What is needed ▸
Transcribe the material below exactly as it appears.

Extracted records ▸
※

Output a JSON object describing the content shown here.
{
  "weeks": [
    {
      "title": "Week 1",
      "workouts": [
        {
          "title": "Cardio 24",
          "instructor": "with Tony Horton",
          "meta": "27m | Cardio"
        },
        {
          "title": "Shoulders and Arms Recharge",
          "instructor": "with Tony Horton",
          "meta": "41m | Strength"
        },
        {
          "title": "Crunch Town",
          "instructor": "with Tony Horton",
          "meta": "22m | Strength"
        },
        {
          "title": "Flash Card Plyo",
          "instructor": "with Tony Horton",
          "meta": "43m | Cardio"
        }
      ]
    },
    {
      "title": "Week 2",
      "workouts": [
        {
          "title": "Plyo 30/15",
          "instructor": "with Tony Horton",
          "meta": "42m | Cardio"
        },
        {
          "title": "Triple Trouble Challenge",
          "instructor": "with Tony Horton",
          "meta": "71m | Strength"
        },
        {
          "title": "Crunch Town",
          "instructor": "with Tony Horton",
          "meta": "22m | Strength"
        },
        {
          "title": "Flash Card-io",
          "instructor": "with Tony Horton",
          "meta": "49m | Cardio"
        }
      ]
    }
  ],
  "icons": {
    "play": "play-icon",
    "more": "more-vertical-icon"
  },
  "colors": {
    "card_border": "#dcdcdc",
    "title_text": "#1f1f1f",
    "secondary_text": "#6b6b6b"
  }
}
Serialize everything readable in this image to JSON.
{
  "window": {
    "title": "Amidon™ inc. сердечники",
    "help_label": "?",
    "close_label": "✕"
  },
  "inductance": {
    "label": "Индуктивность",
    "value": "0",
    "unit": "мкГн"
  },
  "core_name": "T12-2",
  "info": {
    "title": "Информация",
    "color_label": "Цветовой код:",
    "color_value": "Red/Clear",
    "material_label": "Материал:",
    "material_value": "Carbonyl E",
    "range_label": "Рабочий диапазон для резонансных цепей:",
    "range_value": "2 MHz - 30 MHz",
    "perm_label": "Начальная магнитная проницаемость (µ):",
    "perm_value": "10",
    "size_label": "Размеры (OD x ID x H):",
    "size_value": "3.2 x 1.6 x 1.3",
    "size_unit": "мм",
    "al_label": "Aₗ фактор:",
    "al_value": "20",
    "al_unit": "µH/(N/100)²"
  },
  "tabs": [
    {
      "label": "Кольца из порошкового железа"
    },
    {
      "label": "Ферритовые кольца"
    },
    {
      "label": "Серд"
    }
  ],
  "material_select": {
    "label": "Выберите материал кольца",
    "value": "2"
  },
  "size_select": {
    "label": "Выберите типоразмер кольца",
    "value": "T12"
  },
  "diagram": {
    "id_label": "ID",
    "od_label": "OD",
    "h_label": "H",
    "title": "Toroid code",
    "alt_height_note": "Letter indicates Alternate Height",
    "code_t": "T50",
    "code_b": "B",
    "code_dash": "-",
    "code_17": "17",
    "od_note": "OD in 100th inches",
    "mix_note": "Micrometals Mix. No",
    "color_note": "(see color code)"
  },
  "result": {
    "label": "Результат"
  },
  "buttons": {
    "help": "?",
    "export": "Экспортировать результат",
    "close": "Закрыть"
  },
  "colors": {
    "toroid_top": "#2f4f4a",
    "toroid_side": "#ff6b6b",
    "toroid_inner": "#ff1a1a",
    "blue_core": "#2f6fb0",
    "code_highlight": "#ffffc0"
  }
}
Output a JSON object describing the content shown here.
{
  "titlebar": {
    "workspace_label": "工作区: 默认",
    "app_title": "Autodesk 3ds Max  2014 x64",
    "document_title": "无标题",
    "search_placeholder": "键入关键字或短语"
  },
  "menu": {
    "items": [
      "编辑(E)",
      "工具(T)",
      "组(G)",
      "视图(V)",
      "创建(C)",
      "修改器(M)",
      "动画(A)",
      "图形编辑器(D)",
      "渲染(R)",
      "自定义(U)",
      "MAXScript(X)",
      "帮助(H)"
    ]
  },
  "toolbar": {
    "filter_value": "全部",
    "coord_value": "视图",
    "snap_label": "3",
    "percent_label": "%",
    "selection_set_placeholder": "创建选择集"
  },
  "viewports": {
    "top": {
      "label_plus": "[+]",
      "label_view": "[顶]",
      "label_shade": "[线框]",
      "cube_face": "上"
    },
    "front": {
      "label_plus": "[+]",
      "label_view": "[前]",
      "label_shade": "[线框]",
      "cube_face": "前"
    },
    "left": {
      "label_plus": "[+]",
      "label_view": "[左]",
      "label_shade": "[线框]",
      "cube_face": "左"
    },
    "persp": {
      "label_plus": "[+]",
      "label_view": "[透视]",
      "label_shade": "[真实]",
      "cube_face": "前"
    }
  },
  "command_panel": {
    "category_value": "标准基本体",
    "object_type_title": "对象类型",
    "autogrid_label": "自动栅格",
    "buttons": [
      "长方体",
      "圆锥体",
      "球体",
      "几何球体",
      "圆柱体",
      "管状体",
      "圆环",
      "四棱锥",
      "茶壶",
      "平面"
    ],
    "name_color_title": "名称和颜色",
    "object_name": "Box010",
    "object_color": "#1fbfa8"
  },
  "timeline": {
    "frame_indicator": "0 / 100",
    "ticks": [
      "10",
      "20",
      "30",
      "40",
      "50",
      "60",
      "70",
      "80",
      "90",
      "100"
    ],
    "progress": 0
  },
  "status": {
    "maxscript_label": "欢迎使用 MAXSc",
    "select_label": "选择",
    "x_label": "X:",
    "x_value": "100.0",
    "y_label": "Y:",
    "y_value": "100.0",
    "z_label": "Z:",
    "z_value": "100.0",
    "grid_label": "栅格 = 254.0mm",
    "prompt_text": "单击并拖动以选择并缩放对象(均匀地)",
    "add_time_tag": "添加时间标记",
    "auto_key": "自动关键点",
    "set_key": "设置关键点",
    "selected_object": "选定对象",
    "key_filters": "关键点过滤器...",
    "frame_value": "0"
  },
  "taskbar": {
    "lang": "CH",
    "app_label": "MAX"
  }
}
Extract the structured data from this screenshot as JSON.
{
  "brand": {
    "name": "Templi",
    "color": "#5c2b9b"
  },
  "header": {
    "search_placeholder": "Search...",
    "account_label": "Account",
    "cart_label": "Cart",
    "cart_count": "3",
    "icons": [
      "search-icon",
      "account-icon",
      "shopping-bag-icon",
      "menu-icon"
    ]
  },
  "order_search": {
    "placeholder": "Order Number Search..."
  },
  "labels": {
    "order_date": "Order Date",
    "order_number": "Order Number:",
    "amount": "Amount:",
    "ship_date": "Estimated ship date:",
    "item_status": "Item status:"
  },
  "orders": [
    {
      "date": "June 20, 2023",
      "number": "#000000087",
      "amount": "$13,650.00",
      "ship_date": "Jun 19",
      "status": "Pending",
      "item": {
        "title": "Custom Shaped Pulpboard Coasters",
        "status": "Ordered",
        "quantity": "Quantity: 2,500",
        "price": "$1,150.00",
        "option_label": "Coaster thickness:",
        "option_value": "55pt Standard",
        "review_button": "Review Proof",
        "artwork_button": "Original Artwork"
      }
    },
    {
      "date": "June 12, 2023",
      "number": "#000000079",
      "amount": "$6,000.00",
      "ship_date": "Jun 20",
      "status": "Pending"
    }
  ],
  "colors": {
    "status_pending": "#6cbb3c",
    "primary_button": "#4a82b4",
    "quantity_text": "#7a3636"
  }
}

※

Output below ▸
Output a JSON object describing the content shown here.
{
  "weeks": [
    {
      "title": "Week 1",
      "workouts": [
        {
          "title": "Cardio 24",
          "instructor": "with Tony Horton",
          "meta": "27m | Cardio"
        },
        {
          "title": "Shoulders and Arms Recharge",
          "instructor": "with Tony Horton",
          "meta": "41m | Strength"
        },
        {
          "title": "Crunch Town",
          "instructor": "with Tony Horton",
          "meta": "22m | Strength"
        },
        {
          "title": "Flash Card Plyo",
          "instructor": "with Tony Horton",
          "meta": "43m | Cardio"
        }
      ]
    },
    {
      "title": "Week 2",
      "workouts": [
        {
          "title": "Plyo 30/15",
          "instructor": "with Tony Horton",
          "meta": "42m | Cardio"
        },
        {
          "title": "Triple Trouble Challenge",
          "instructor": "with Tony Horton",
          "meta": "71m | Strength"
        },
        {
          "title": "Crunch Town",
          "instructor": "with Tony Horton",
          "meta": "22m | Strength"
        },
        {
          "title": "Flash Card-io",
          "instructor": "with Tony Horton",
          "meta": "49m | Cardio"
        }
      ]
    }
  ],
  "icons": {
    "play": "play-icon",
    "more": "more-vertical-icon"
  },
  "colors": {
    "card_border": "#dcdcdc",
    "title_text": "#1f1f1f",
    "secondary_text": "#6b6b6b"
  }
}
Serialize everything readable in this image to JSON.
{
  "window": {
    "title": "Amidon™ inc. сердечники",
    "help_label": "?",
    "close_label": "✕"
  },
  "inductance": {
    "label": "Индуктивность",
    "value": "0",
    "unit": "мкГн"
  },
  "core_name": "T12-2",
  "info": {
    "title": "Информация",
    "color_label": "Цветовой код:",
    "color_value": "Red/Clear",
    "material_label": "Материал:",
    "material_value": "Carbonyl E",
    "range_label": "Рабочий диапазон для резонансных цепей:",
    "range_value": "2 MHz - 30 MHz",
    "perm_label": "Начальная магнитная проницаемость (µ):",
    "perm_value": "10",
    "size_label": "Размеры (OD x ID x H):",
    "size_value": "3.2 x 1.6 x 1.3",
    "size_unit": "мм",
    "al_label": "Aₗ фактор:",
    "al_value": "20",
    "al_unit": "µH/(N/100)²"
  },
  "tabs": [
    {
      "label": "Кольца из порошкового железа"
    },
    {
      "label": "Ферритовые кольца"
    },
    {
      "label": "Серд"
    }
  ],
  "material_select": {
    "label": "Выберите материал кольца",
    "value": "2"
  },
  "size_select": {
    "label": "Выберите типоразмер кольца",
    "value": "T12"
  },
  "diagram": {
    "id_label": "ID",
    "od_label": "OD",
    "h_label": "H",
    "title": "Toroid code",
    "alt_height_note": "Letter indicates Alternate Height",
    "code_t": "T50",
    "code_b": "B",
    "code_dash": "-",
    "code_17": "17",
    "od_note": "OD in 100th inches",
    "mix_note": "Micrometals Mix. No",
    "color_note": "(see color code)"
  },
  "result": {
    "label": "Результат"
  },
  "buttons": {
    "help": "?",
    "export": "Экспортировать результат",
    "close": "Закрыть"
  },
  "colors": {
    "toroid_top": "#2f4f4a",
    "toroid_side": "#ff6b6b",
    "toroid_inner": "#ff1a1a",
    "blue_core": "#2f6fb0",
    "code_highlight": "#ffffc0"
  }
}
Output a JSON object describing the content shown here.
{
  "titlebar": {
    "workspace_label": "工作区: 默认",
    "app_title": "Autodesk 3ds Max  2014 x64",
    "document_title": "无标题",
    "search_placeholder": "键入关键字或短语"
  },
  "menu": {
    "items": [
      "编辑(E)",
      "工具(T)",
      "组(G)",
      "视图(V)",
      "创建(C)",
      "修改器(M)",
      "动画(A)",
      "图形编辑器(D)",
      "渲染(R)",
      "自定义(U)",
      "MAXScript(X)",
      "帮助(H)"
    ]
  },
  "toolbar": {
    "filter_value": "全部",
    "coord_value": "视图",
    "snap_label": "3",
    "percent_label": "%",
    "selection_set_placeholder": "创建选择集"
  },
  "viewports": {
    "top": {
      "label_plus": "[+]",
      "label_view": "[顶]",
      "label_shade": "[线框]",
      "cube_face": "上"
    },
    "front": {
      "label_plus": "[+]",
      "label_view": "[前]",
      "label_shade": "[线框]",
      "cube_face": "前"
    },
    "left": {
      "label_plus": "[+]",
      "label_view": "[左]",
      "label_shade": "[线框]",
      "cube_face": "左"
    },
    "persp": {
      "label_plus": "[+]",
      "label_view": "[透视]",
      "label_shade": "[真实]",
      "cube_face": "前"
    }
  },
  "command_panel": {
    "category_value": "标准基本体",
    "object_type_title": "对象类型",
    "autogrid_label": "自动栅格",
    "buttons": [
      "长方体",
      "圆锥体",
      "球体",
      "几何球体",
      "圆柱体",
      "管状体",
      "圆环",
      "四棱锥",
      "茶壶",
      "平面"
    ],
    "name_color_title": "名称和颜色",
    "object_name": "Box010",
    "object_color": "#1fbfa8"
  },
  "timeline": {
    "frame_indicator": "0 / 100",
    "ticks": [
      "10",
      "20",
      "30",
      "40",
      "50",
      "60",
      "70",
      "80",
      "90",
      "100"
    ],
    "progress": 0
  },
  "status": {
    "maxscript_label": "欢迎使用 MAXSc",
    "select_label": "选择",
    "x_label": "X:",
    "x_value": "100.0",
    "y_label": "Y:",
    "y_value": "100.0",
    "z_label": "Z:",
    "z_value": "100.0",
    "grid_label": "栅格 = 254.0mm",
    "prompt_text": "单击并拖动以选择并缩放对象(均匀地)",
    "add_time_tag": "添加时间标记",
    "auto_key": "自动关键点",
    "set_key": "设置关键点",
    "selected_object": "选定对象",
    "key_filters": "关键点过滤器...",
    "frame_value": "0"
  },
  "taskbar": {
    "lang": "CH",
    "app_label": "MAX"
  }
}
Extract the structured data from this screenshot as JSON.
{
  "brand": {
    "name": "Templi",
    "color": "#5c2b9b"
  },
  "header": {
    "search_placeholder": "Search...",
    "account_label": "Account",
    "cart_label": "Cart",
    "cart_count": "3",
    "icons": [
      "search-icon",
      "account-icon",
      "shopping-bag-icon",
      "menu-icon"
    ]
  },
  "order_search": {
    "placeholder": "Order Number Search..."
  },
  "labels": {
    "order_date": "Order Date",
    "order_number": "Order Number:",
    "amount": "Amount:",
    "ship_date": "Estimated ship date:",
    "item_status": "Item status:"
  },
  "orders": [
    {
      "date": "June 20, 2023",
      "number": "#000000087",
      "amount": "$13,650.00",
      "ship_date": "Jun 19",
      "status": "Pending",
      "item": {
        "title": "Custom Shaped Pulpboard Coasters",
        "status": "Ordered",
        "quantity": "Quantity: 2,500",
        "price": "$1,150.00",
        "option_label": "Coaster thickness:",
        "option_value": "55pt Standard",
        "review_button": "Review Proof",
        "artwork_button": "Original Artwork"
      }
    },
    {
      "date": "June 12, 2023",
      "number": "#000000079",
      "amount": "$6,000.00",
      "ship_date": "Jun 20",
      "status": "Pending"
    }
  ],
  "colors": {
    "status_pending": "#6cbb3c",
    "primary_button": "#4a82b4",
    "quantity_text": "#7a3636"
  }
}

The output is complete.